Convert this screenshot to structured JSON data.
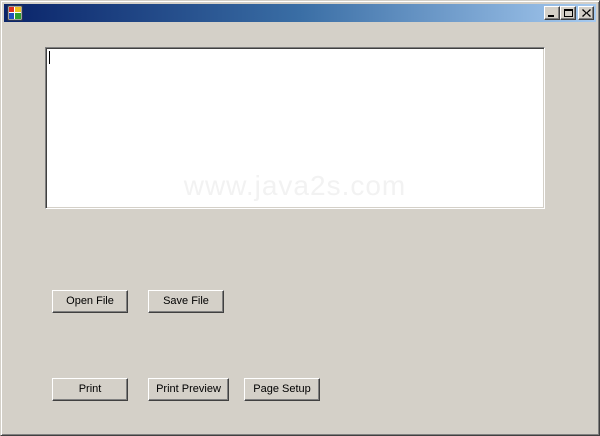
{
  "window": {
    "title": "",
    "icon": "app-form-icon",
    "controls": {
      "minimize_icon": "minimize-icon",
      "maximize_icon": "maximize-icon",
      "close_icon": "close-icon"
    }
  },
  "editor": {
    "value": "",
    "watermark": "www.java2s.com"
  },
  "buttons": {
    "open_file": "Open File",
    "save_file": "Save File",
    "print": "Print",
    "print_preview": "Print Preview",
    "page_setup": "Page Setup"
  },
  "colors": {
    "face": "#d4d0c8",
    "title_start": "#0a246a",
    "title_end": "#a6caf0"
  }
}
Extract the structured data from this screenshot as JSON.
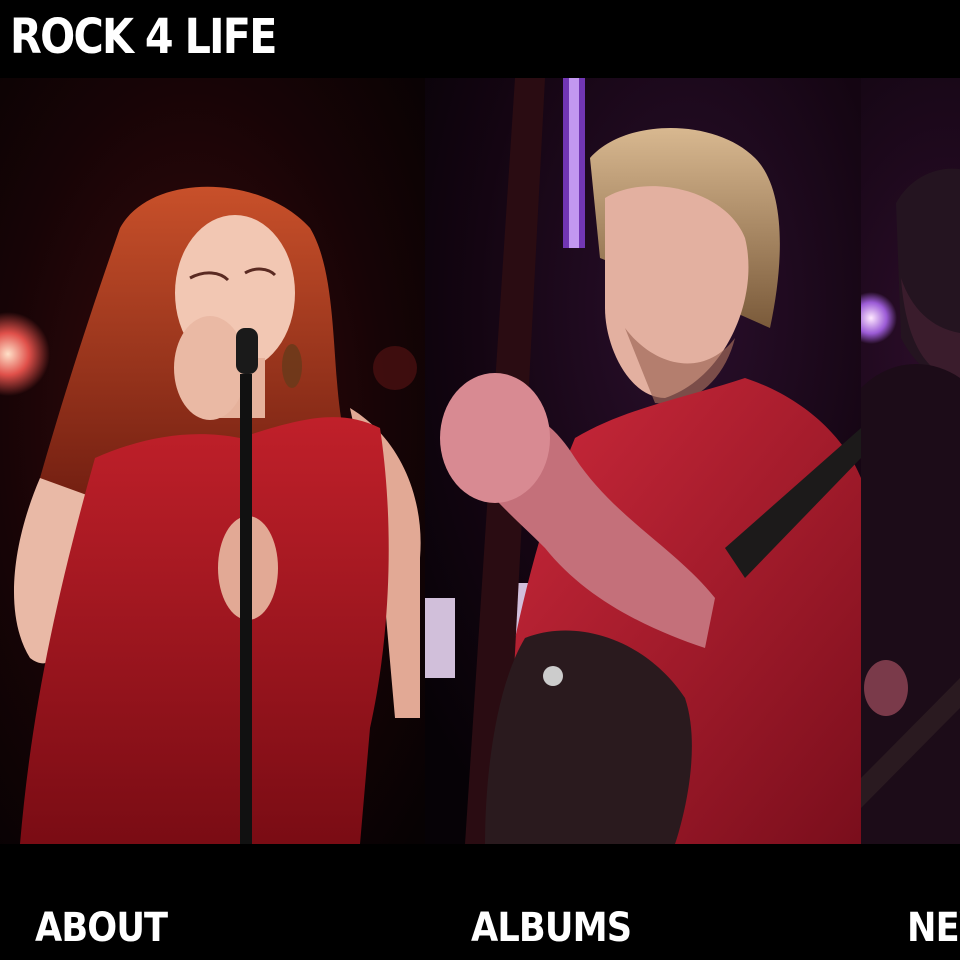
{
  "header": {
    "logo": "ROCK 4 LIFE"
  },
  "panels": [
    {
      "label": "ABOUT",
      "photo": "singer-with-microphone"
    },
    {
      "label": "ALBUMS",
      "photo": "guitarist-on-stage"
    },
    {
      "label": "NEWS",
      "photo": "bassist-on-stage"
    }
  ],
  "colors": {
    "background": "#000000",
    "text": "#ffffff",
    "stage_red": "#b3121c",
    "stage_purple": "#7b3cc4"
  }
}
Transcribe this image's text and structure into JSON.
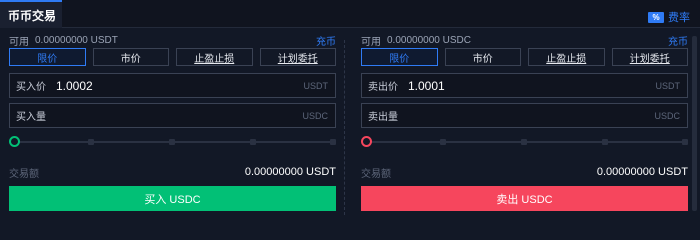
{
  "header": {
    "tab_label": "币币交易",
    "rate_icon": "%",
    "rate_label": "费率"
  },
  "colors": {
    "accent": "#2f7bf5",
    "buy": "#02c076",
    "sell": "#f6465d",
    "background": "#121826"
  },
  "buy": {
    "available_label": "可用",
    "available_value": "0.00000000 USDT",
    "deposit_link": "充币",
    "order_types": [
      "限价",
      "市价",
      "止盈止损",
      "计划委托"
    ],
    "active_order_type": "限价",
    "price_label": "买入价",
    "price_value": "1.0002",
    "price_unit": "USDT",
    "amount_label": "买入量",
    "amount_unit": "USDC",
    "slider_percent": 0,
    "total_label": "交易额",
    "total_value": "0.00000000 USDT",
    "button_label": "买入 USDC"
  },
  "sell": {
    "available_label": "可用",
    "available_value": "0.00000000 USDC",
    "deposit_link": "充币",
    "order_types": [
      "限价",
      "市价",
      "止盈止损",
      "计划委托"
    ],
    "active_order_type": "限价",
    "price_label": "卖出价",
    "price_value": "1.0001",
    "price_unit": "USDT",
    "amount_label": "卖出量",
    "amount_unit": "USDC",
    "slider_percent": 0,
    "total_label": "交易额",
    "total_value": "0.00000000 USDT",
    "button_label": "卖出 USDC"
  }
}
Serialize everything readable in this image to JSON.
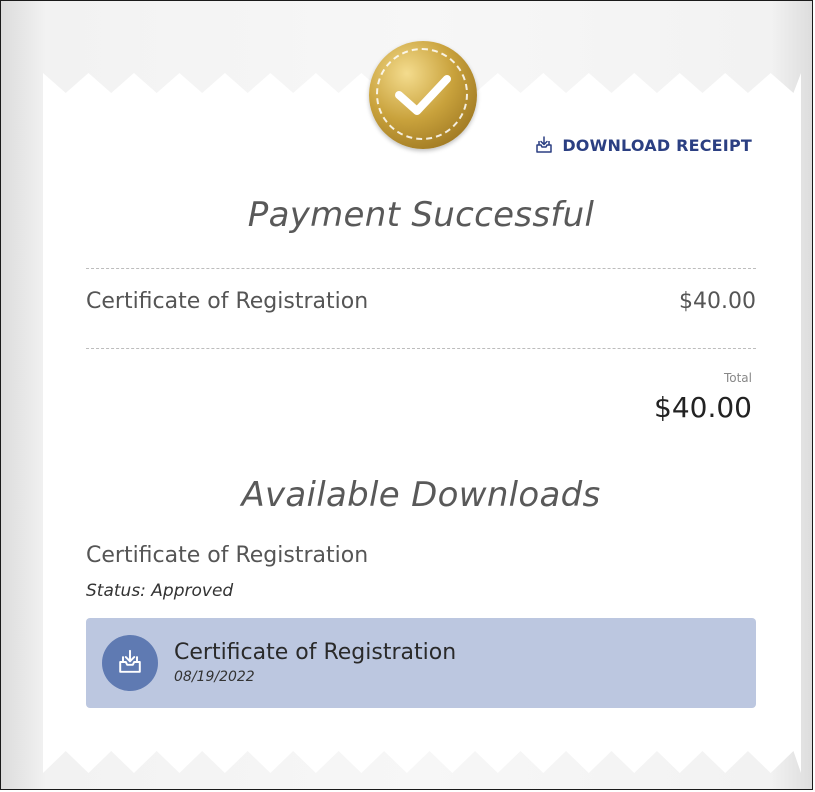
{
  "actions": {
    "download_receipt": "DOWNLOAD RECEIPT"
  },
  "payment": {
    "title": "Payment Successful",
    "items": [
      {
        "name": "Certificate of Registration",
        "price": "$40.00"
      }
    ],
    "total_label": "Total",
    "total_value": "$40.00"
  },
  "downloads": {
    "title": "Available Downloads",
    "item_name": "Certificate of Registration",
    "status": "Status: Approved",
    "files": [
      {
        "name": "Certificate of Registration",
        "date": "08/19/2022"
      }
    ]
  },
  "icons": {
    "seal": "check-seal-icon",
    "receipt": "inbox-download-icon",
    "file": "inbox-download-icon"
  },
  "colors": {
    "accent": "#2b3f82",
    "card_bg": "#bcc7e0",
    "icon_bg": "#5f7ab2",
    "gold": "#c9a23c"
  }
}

> [GIVEN EXERCISE] Reproduce the lines from the line with "Serialize everything readable" through the last line of the entries exactly, including both ends and excluding pictures.

> [THE COMPLETED TASK]
Serialize everything readable in this image to JSON.
{
  "actions": {
    "download_receipt": "DOWNLOAD RECEIPT"
  },
  "payment": {
    "title": "Payment Successful",
    "items": [
      {
        "name": "Certificate of Registration",
        "price": "$40.00"
      }
    ],
    "total_label": "Total",
    "total_value": "$40.00"
  },
  "downloads": {
    "title": "Available Downloads",
    "item_name": "Certificate of Registration",
    "status": "Status: Approved",
    "files": [
      {
        "name": "Certificate of Registration",
        "date": "08/19/2022"
      }
    ]
  },
  "icons": {
    "seal": "check-seal-icon",
    "receipt": "inbox-download-icon",
    "file": "inbox-download-icon"
  },
  "colors": {
    "accent": "#2b3f82",
    "card_bg": "#bcc7e0",
    "icon_bg": "#5f7ab2",
    "gold": "#c9a23c"
  }
}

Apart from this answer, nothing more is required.